PROBLEM TO WORK ON:
From the listing that follows, extract every line and set it down unaltered.
++++ MATERIAL PROVIDED
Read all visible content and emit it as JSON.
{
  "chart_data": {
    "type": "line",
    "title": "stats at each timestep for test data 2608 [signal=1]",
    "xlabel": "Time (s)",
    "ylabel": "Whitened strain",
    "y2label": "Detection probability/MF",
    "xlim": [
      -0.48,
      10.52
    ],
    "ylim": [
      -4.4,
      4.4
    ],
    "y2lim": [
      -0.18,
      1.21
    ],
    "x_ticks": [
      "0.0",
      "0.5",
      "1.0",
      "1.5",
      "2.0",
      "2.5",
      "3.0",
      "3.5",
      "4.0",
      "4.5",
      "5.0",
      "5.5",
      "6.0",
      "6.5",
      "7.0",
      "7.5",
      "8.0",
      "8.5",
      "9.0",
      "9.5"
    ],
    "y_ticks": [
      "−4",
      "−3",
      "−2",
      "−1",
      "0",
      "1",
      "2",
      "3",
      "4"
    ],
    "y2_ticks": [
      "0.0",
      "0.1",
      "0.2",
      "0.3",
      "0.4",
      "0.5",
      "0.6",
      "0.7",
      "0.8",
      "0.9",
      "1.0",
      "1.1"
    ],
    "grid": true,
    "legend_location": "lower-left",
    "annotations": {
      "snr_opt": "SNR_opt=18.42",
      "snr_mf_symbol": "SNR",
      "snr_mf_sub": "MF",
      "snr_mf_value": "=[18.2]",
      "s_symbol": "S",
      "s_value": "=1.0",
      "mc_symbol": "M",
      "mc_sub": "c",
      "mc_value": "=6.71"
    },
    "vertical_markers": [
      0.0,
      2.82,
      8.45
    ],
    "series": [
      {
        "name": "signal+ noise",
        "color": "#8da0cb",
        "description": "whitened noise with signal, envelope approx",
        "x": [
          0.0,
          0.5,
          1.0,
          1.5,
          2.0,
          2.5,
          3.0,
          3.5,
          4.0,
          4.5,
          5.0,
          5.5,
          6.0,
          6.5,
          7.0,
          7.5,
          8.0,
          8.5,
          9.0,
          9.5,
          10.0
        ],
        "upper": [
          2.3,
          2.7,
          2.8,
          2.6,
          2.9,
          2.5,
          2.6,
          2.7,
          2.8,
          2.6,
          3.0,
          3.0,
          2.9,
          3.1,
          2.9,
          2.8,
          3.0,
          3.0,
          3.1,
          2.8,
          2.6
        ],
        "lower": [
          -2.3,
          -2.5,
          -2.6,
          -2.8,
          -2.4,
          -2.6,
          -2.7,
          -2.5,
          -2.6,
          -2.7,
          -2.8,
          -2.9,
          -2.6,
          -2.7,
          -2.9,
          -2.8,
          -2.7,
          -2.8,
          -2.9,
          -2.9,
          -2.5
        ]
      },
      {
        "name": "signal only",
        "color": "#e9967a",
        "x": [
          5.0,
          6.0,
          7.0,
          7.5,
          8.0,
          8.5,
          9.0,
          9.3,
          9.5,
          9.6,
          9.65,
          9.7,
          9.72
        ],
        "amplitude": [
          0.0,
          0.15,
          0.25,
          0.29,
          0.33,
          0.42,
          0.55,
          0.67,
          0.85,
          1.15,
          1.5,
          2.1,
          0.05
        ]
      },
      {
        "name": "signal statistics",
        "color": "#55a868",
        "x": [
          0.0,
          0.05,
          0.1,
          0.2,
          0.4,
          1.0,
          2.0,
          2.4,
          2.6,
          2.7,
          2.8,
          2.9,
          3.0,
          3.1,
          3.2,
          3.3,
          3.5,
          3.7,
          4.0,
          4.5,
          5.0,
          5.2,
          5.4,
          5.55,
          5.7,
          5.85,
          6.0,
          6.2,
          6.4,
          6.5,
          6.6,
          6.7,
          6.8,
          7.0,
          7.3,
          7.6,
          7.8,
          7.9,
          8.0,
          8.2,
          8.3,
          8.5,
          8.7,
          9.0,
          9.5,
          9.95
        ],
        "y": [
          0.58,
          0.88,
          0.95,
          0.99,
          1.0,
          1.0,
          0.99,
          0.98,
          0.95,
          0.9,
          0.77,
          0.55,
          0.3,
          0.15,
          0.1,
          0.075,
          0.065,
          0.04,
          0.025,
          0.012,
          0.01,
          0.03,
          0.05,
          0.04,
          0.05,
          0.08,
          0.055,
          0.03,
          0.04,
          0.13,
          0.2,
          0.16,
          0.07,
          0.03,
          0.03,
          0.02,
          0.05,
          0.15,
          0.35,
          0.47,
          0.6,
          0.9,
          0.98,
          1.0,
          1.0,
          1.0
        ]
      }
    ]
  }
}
++++++++
TASK ANSWER:
Read all visible content and emit it as JSON.
{
  "chart_data": {
    "type": "line",
    "title": "stats at each timestep for test data 2608 [signal=1]",
    "xlabel": "Time (s)",
    "ylabel": "Whitened strain",
    "y2label": "Detection probability/MF",
    "xlim": [
      -0.48,
      10.52
    ],
    "ylim": [
      -4.4,
      4.4
    ],
    "y2lim": [
      -0.18,
      1.21
    ],
    "x_ticks": [
      "0.0",
      "0.5",
      "1.0",
      "1.5",
      "2.0",
      "2.5",
      "3.0",
      "3.5",
      "4.0",
      "4.5",
      "5.0",
      "5.5",
      "6.0",
      "6.5",
      "7.0",
      "7.5",
      "8.0",
      "8.5",
      "9.0",
      "9.5"
    ],
    "y_ticks": [
      "−4",
      "−3",
      "−2",
      "−1",
      "0",
      "1",
      "2",
      "3",
      "4"
    ],
    "y2_ticks": [
      "0.0",
      "0.1",
      "0.2",
      "0.3",
      "0.4",
      "0.5",
      "0.6",
      "0.7",
      "0.8",
      "0.9",
      "1.0",
      "1.1"
    ],
    "grid": true,
    "legend_location": "lower-left",
    "annotations": {
      "snr_opt": "SNR_opt=18.42",
      "snr_mf_symbol": "SNR",
      "snr_mf_sub": "MF",
      "snr_mf_value": "=[18.2]",
      "s_symbol": "S",
      "s_value": "=1.0",
      "mc_symbol": "M",
      "mc_sub": "c",
      "mc_value": "=6.71"
    },
    "vertical_markers": [
      0.0,
      2.82,
      8.45
    ],
    "series": [
      {
        "name": "signal+ noise",
        "color": "#8da0cb",
        "description": "whitened noise with signal, envelope approx",
        "x": [
          0.0,
          0.5,
          1.0,
          1.5,
          2.0,
          2.5,
          3.0,
          3.5,
          4.0,
          4.5,
          5.0,
          5.5,
          6.0,
          6.5,
          7.0,
          7.5,
          8.0,
          8.5,
          9.0,
          9.5,
          10.0
        ],
        "upper": [
          2.3,
          2.7,
          2.8,
          2.6,
          2.9,
          2.5,
          2.6,
          2.7,
          2.8,
          2.6,
          3.0,
          3.0,
          2.9,
          3.1,
          2.9,
          2.8,
          3.0,
          3.0,
          3.1,
          2.8,
          2.6
        ],
        "lower": [
          -2.3,
          -2.5,
          -2.6,
          -2.8,
          -2.4,
          -2.6,
          -2.7,
          -2.5,
          -2.6,
          -2.7,
          -2.8,
          -2.9,
          -2.6,
          -2.7,
          -2.9,
          -2.8,
          -2.7,
          -2.8,
          -2.9,
          -2.9,
          -2.5
        ]
      },
      {
        "name": "signal only",
        "color": "#e9967a",
        "x": [
          5.0,
          6.0,
          7.0,
          7.5,
          8.0,
          8.5,
          9.0,
          9.3,
          9.5,
          9.6,
          9.65,
          9.7,
          9.72
        ],
        "amplitude": [
          0.0,
          0.15,
          0.25,
          0.29,
          0.33,
          0.42,
          0.55,
          0.67,
          0.85,
          1.15,
          1.5,
          2.1,
          0.05
        ]
      },
      {
        "name": "signal statistics",
        "color": "#55a868",
        "x": [
          0.0,
          0.05,
          0.1,
          0.2,
          0.4,
          1.0,
          2.0,
          2.4,
          2.6,
          2.7,
          2.8,
          2.9,
          3.0,
          3.1,
          3.2,
          3.3,
          3.5,
          3.7,
          4.0,
          4.5,
          5.0,
          5.2,
          5.4,
          5.55,
          5.7,
          5.85,
          6.0,
          6.2,
          6.4,
          6.5,
          6.6,
          6.7,
          6.8,
          7.0,
          7.3,
          7.6,
          7.8,
          7.9,
          8.0,
          8.2,
          8.3,
          8.5,
          8.7,
          9.0,
          9.5,
          9.95
        ],
        "y": [
          0.58,
          0.88,
          0.95,
          0.99,
          1.0,
          1.0,
          0.99,
          0.98,
          0.95,
          0.9,
          0.77,
          0.55,
          0.3,
          0.15,
          0.1,
          0.075,
          0.065,
          0.04,
          0.025,
          0.012,
          0.01,
          0.03,
          0.05,
          0.04,
          0.05,
          0.08,
          0.055,
          0.03,
          0.04,
          0.13,
          0.2,
          0.16,
          0.07,
          0.03,
          0.03,
          0.02,
          0.05,
          0.15,
          0.35,
          0.47,
          0.6,
          0.9,
          0.98,
          1.0,
          1.0,
          1.0
        ]
      }
    ]
  }
}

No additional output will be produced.